▸ Do this: Repeat exactly each line of the data provided below.

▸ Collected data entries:
-- START --

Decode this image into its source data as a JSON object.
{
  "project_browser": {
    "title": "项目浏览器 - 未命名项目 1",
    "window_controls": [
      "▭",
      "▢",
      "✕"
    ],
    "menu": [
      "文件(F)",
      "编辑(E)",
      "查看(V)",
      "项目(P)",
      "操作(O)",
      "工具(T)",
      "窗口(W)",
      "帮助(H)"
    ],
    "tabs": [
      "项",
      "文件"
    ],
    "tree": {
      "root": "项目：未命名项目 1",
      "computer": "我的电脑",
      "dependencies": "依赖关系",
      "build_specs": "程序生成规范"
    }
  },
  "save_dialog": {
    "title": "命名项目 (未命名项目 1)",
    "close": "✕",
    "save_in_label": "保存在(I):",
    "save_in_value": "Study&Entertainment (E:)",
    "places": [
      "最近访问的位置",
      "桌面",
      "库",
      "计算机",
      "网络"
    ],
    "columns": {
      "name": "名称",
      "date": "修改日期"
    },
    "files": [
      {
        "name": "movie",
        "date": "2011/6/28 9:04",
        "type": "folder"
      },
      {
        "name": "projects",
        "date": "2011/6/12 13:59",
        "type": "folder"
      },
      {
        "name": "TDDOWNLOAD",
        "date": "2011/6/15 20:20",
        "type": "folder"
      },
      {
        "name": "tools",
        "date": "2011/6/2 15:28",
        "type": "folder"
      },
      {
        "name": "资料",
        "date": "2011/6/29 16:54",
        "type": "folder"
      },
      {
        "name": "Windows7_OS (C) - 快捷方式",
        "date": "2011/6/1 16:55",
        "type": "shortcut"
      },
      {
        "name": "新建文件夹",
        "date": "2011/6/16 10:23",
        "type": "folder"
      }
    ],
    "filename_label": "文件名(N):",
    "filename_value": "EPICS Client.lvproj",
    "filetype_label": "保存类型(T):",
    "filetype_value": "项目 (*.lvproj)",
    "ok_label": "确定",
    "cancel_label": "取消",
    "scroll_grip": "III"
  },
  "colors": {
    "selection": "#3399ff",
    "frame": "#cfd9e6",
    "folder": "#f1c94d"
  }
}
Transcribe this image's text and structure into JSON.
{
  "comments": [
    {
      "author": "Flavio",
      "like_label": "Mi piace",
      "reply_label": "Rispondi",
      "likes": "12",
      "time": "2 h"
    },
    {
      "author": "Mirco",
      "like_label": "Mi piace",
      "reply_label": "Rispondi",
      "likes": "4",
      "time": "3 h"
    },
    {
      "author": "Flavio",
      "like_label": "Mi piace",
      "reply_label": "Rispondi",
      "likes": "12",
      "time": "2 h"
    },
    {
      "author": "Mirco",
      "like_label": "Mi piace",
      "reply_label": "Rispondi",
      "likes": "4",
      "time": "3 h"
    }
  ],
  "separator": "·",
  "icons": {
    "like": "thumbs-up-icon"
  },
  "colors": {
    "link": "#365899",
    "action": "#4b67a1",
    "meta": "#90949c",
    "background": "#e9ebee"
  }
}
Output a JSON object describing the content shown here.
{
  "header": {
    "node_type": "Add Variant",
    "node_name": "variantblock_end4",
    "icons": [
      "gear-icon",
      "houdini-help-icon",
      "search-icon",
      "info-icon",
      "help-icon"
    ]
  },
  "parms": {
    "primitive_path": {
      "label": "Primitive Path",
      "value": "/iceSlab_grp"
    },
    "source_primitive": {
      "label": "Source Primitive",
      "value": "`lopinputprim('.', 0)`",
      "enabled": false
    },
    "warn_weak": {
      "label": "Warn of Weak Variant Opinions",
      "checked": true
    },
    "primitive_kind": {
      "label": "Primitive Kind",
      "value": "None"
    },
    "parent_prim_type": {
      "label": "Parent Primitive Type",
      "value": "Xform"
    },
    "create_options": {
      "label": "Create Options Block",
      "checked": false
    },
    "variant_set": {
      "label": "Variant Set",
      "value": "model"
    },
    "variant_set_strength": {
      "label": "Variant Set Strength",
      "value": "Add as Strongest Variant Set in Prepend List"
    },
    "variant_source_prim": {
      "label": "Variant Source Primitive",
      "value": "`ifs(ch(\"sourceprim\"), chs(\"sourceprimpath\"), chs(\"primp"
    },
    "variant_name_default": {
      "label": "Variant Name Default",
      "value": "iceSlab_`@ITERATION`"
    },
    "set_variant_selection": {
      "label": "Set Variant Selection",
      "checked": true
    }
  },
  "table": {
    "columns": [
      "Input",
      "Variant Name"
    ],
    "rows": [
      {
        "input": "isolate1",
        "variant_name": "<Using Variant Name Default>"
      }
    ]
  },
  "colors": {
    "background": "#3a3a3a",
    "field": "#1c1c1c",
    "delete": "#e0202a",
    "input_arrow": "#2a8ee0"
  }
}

-- END --

▸ Full solution:
Decode this image into its source data as a JSON object.
{
  "project_browser": {
    "title": "项目浏览器 - 未命名项目 1",
    "window_controls": [
      "▭",
      "▢",
      "✕"
    ],
    "menu": [
      "文件(F)",
      "编辑(E)",
      "查看(V)",
      "项目(P)",
      "操作(O)",
      "工具(T)",
      "窗口(W)",
      "帮助(H)"
    ],
    "tabs": [
      "项",
      "文件"
    ],
    "tree": {
      "root": "项目：未命名项目 1",
      "computer": "我的电脑",
      "dependencies": "依赖关系",
      "build_specs": "程序生成规范"
    }
  },
  "save_dialog": {
    "title": "命名项目 (未命名项目 1)",
    "close": "✕",
    "save_in_label": "保存在(I):",
    "save_in_value": "Study&Entertainment (E:)",
    "places": [
      "最近访问的位置",
      "桌面",
      "库",
      "计算机",
      "网络"
    ],
    "columns": {
      "name": "名称",
      "date": "修改日期"
    },
    "files": [
      {
        "name": "movie",
        "date": "2011/6/28 9:04",
        "type": "folder"
      },
      {
        "name": "projects",
        "date": "2011/6/12 13:59",
        "type": "folder"
      },
      {
        "name": "TDDOWNLOAD",
        "date": "2011/6/15 20:20",
        "type": "folder"
      },
      {
        "name": "tools",
        "date": "2011/6/2 15:28",
        "type": "folder"
      },
      {
        "name": "资料",
        "date": "2011/6/29 16:54",
        "type": "folder"
      },
      {
        "name": "Windows7_OS (C) - 快捷方式",
        "date": "2011/6/1 16:55",
        "type": "shortcut"
      },
      {
        "name": "新建文件夹",
        "date": "2011/6/16 10:23",
        "type": "folder"
      }
    ],
    "filename_label": "文件名(N):",
    "filename_value": "EPICS Client.lvproj",
    "filetype_label": "保存类型(T):",
    "filetype_value": "项目 (*.lvproj)",
    "ok_label": "确定",
    "cancel_label": "取消",
    "scroll_grip": "III"
  },
  "colors": {
    "selection": "#3399ff",
    "frame": "#cfd9e6",
    "folder": "#f1c94d"
  }
}
Transcribe this image's text and structure into JSON.
{
  "comments": [
    {
      "author": "Flavio",
      "like_label": "Mi piace",
      "reply_label": "Rispondi",
      "likes": "12",
      "time": "2 h"
    },
    {
      "author": "Mirco",
      "like_label": "Mi piace",
      "reply_label": "Rispondi",
      "likes": "4",
      "time": "3 h"
    },
    {
      "author": "Flavio",
      "like_label": "Mi piace",
      "reply_label": "Rispondi",
      "likes": "12",
      "time": "2 h"
    },
    {
      "author": "Mirco",
      "like_label": "Mi piace",
      "reply_label": "Rispondi",
      "likes": "4",
      "time": "3 h"
    }
  ],
  "separator": "·",
  "icons": {
    "like": "thumbs-up-icon"
  },
  "colors": {
    "link": "#365899",
    "action": "#4b67a1",
    "meta": "#90949c",
    "background": "#e9ebee"
  }
}
Output a JSON object describing the content shown here.
{
  "header": {
    "node_type": "Add Variant",
    "node_name": "variantblock_end4",
    "icons": [
      "gear-icon",
      "houdini-help-icon",
      "search-icon",
      "info-icon",
      "help-icon"
    ]
  },
  "parms": {
    "primitive_path": {
      "label": "Primitive Path",
      "value": "/iceSlab_grp"
    },
    "source_primitive": {
      "label": "Source Primitive",
      "value": "`lopinputprim('.', 0)`",
      "enabled": false
    },
    "warn_weak": {
      "label": "Warn of Weak Variant Opinions",
      "checked": true
    },
    "primitive_kind": {
      "label": "Primitive Kind",
      "value": "None"
    },
    "parent_prim_type": {
      "label": "Parent Primitive Type",
      "value": "Xform"
    },
    "create_options": {
      "label": "Create Options Block",
      "checked": false
    },
    "variant_set": {
      "label": "Variant Set",
      "value": "model"
    },
    "variant_set_strength": {
      "label": "Variant Set Strength",
      "value": "Add as Strongest Variant Set in Prepend List"
    },
    "variant_source_prim": {
      "label": "Variant Source Primitive",
      "value": "`ifs(ch(\"sourceprim\"), chs(\"sourceprimpath\"), chs(\"primp"
    },
    "variant_name_default": {
      "label": "Variant Name Default",
      "value": "iceSlab_`@ITERATION`"
    },
    "set_variant_selection": {
      "label": "Set Variant Selection",
      "checked": true
    }
  },
  "table": {
    "columns": [
      "Input",
      "Variant Name"
    ],
    "rows": [
      {
        "input": "isolate1",
        "variant_name": "<Using Variant Name Default>"
      }
    ]
  },
  "colors": {
    "background": "#3a3a3a",
    "field": "#1c1c1c",
    "delete": "#e0202a",
    "input_arrow": "#2a8ee0"
  }
}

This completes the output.